— START —

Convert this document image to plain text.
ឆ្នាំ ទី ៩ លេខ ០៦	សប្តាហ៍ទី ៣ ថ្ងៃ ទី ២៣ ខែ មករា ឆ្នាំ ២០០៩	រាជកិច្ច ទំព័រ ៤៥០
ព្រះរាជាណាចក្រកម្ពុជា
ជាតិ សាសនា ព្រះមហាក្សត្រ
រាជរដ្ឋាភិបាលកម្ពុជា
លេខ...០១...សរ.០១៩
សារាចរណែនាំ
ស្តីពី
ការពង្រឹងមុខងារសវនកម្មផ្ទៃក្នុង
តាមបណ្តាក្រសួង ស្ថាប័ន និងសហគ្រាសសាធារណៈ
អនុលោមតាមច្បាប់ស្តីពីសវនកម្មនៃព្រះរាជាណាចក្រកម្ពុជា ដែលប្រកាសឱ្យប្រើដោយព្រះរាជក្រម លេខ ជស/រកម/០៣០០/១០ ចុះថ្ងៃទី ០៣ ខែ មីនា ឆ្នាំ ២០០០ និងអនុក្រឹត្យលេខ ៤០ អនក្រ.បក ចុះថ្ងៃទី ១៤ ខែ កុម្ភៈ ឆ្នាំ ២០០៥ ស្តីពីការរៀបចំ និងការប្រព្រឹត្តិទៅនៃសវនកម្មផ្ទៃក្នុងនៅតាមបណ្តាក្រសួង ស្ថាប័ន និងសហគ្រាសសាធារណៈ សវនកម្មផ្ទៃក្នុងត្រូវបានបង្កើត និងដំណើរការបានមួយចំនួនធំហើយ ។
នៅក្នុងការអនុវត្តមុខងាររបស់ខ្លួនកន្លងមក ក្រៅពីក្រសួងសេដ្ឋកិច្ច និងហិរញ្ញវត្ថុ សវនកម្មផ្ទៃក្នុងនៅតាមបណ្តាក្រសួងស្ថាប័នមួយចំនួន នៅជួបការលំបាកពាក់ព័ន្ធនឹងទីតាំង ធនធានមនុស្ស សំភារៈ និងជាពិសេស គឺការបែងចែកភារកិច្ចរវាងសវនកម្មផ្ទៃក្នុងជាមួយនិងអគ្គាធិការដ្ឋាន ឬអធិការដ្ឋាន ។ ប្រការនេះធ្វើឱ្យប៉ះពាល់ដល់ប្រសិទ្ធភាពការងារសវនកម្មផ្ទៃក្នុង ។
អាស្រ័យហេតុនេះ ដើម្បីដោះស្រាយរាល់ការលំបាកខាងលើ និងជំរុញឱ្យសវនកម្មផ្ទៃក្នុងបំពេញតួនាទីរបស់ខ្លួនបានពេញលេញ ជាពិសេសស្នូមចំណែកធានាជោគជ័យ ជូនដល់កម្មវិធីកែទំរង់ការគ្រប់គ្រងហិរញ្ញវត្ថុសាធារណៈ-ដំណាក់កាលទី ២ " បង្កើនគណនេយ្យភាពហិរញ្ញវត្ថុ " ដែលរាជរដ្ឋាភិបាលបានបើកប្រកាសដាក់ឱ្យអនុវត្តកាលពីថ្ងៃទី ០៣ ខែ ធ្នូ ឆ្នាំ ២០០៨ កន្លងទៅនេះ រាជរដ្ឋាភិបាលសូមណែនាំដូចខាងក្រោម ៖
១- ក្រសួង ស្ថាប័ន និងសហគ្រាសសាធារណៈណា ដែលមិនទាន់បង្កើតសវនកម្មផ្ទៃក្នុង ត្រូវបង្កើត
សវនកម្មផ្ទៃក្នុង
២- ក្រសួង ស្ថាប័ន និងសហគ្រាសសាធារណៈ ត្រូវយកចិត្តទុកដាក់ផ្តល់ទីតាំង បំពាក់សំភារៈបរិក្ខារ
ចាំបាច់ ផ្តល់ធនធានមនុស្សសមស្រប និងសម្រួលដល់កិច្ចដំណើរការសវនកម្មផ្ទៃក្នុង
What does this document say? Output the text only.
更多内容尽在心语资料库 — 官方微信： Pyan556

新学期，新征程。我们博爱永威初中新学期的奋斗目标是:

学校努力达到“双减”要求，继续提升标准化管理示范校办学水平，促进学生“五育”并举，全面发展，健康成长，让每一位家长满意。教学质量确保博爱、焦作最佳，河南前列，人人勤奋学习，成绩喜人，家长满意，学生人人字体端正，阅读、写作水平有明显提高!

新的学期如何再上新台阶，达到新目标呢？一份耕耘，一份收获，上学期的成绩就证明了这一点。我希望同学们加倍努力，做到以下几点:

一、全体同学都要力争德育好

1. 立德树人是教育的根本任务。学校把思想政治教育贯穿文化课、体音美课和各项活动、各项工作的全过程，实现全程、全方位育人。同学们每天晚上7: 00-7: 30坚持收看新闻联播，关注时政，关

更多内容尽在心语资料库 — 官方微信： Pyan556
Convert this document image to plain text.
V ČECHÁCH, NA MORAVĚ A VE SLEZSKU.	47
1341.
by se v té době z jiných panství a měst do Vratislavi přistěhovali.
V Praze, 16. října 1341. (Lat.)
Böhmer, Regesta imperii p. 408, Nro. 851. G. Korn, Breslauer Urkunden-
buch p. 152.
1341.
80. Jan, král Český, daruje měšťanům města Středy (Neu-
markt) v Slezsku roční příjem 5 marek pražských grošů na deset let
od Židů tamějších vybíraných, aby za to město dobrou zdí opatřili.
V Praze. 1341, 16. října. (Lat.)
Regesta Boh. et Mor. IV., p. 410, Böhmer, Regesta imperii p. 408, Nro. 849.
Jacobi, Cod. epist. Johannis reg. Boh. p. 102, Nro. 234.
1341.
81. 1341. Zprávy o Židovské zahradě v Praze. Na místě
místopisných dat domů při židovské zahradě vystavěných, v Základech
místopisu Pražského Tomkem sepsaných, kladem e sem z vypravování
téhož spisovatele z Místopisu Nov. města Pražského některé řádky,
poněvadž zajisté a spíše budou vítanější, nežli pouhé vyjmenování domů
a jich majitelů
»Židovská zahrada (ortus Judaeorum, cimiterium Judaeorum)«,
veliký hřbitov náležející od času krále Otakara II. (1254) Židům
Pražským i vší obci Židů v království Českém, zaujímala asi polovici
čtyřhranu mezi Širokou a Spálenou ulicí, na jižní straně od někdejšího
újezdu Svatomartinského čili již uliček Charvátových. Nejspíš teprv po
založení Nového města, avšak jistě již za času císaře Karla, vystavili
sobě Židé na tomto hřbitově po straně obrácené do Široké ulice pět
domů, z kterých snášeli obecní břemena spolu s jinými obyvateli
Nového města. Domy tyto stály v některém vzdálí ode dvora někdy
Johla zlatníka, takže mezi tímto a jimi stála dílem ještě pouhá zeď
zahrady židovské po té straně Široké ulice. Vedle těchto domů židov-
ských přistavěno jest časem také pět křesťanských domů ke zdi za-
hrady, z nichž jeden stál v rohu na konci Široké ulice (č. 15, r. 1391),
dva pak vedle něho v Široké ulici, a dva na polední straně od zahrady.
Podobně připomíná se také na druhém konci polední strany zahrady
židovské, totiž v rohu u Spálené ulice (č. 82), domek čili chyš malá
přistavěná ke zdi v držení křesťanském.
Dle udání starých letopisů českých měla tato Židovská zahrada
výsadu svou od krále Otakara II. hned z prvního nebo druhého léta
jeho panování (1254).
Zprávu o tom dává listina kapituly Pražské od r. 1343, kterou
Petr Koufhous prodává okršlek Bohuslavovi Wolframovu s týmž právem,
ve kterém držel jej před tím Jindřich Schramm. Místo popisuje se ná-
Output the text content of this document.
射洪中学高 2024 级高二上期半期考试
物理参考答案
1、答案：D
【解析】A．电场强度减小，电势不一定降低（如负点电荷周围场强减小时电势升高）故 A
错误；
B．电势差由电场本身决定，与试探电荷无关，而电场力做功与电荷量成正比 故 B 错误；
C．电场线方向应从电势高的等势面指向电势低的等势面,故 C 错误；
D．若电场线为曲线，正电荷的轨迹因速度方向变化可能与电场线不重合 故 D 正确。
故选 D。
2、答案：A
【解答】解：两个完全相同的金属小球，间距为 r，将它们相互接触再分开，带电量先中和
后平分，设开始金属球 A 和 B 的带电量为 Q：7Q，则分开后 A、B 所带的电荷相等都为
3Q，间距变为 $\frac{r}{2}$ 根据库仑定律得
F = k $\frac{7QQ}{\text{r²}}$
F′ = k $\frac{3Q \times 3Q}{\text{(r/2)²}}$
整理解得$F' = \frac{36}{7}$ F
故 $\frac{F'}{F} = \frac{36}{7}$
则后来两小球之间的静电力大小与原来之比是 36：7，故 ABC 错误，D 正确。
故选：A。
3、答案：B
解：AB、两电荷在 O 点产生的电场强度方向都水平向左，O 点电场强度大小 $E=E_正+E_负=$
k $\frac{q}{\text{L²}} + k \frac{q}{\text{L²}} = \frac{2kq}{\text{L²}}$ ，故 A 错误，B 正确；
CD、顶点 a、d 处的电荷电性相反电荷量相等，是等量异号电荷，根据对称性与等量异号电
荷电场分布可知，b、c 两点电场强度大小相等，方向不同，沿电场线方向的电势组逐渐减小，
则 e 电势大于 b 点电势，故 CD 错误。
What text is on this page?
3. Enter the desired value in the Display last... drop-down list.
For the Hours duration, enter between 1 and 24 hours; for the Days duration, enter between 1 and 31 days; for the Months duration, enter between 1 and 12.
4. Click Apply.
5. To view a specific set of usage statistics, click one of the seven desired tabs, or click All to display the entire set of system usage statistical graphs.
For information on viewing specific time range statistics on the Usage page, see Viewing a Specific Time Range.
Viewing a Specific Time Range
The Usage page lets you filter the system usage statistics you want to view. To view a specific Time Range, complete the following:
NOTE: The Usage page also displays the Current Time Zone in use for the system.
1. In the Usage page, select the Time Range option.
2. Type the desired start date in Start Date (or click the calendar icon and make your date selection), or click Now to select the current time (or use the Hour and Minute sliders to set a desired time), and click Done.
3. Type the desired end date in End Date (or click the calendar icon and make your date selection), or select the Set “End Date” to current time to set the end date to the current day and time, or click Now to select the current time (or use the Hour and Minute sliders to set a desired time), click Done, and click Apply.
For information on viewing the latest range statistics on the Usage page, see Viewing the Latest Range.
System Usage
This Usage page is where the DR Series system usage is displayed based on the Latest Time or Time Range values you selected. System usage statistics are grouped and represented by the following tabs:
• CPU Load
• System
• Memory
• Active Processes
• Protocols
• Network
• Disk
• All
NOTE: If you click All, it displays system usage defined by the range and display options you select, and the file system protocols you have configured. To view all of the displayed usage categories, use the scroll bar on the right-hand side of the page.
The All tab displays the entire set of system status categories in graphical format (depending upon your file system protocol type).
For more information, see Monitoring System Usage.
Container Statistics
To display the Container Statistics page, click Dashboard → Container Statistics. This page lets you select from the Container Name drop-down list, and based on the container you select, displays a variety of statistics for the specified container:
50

— END —

Problem to solve:
Return all lines of the material above in which the word "čili" occurs.

Solution to the exercise:
újezdu Svatomartinského čili již uliček Charvátových. Nejspíš teprv po
židovské, totiž v rohu u Spálené ulice (č. 82), domek čili chyš malá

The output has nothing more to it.